** Begin DATA ROWS **

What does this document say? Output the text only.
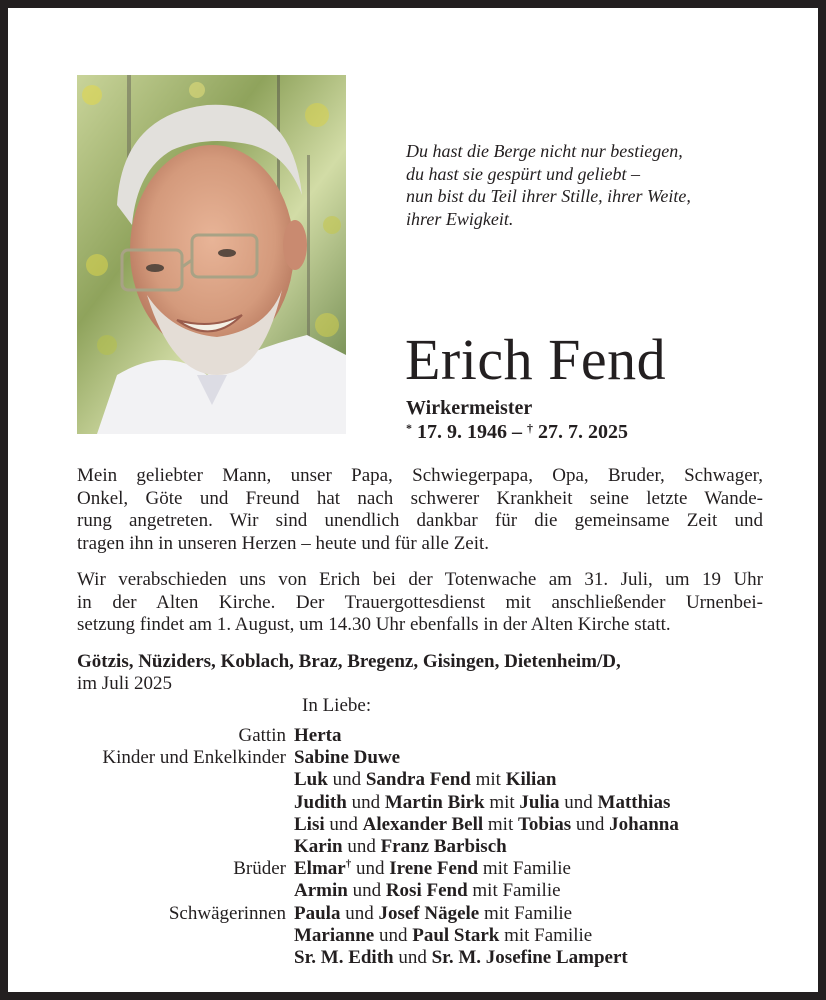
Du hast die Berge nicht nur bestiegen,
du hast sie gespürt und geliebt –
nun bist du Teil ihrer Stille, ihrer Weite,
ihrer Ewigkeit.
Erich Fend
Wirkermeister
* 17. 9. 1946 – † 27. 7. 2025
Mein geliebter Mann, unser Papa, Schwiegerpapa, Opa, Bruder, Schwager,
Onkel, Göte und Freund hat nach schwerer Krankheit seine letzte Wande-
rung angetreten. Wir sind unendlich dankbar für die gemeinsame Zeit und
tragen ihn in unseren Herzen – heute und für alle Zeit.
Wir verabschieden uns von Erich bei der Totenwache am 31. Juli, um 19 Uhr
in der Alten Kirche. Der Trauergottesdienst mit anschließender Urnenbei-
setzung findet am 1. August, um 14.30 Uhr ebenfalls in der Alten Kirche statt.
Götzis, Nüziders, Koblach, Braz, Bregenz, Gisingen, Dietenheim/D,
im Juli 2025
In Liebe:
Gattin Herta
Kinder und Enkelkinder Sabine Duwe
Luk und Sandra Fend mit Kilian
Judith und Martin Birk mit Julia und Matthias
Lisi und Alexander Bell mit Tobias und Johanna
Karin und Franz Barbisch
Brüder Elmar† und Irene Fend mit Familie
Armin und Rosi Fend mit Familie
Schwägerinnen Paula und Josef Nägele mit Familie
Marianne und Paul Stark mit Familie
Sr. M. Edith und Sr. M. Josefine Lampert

** End DATA ROWS **

• [WHAT IS EXPECTED]
Locate and copy each line in the data above that includes the word "hast".

• [TASK RESPONSE]
Du hast die Berge nicht nur bestiegen,
du hast sie gespürt und geliebt –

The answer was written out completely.